======== Data ========

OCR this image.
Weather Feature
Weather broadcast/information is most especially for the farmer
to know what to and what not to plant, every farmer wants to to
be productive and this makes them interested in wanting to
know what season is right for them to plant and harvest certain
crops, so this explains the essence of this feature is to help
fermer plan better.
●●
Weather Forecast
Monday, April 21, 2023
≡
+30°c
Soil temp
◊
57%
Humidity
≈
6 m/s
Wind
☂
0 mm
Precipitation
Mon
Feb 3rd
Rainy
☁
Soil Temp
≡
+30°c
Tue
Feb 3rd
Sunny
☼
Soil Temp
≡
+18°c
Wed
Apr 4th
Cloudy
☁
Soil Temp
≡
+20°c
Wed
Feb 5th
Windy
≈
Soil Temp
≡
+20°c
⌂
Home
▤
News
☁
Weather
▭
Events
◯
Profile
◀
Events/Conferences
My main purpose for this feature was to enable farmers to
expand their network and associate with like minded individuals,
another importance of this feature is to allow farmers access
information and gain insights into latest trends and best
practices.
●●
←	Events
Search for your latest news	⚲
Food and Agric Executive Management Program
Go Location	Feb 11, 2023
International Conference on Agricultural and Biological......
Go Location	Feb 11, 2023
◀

========

Whichever lines contain the string "what", select and copy them.

*Result of this task*
to know what to and what not to plant, every farmer wants to to
know what season is right for them to plant and harvest certain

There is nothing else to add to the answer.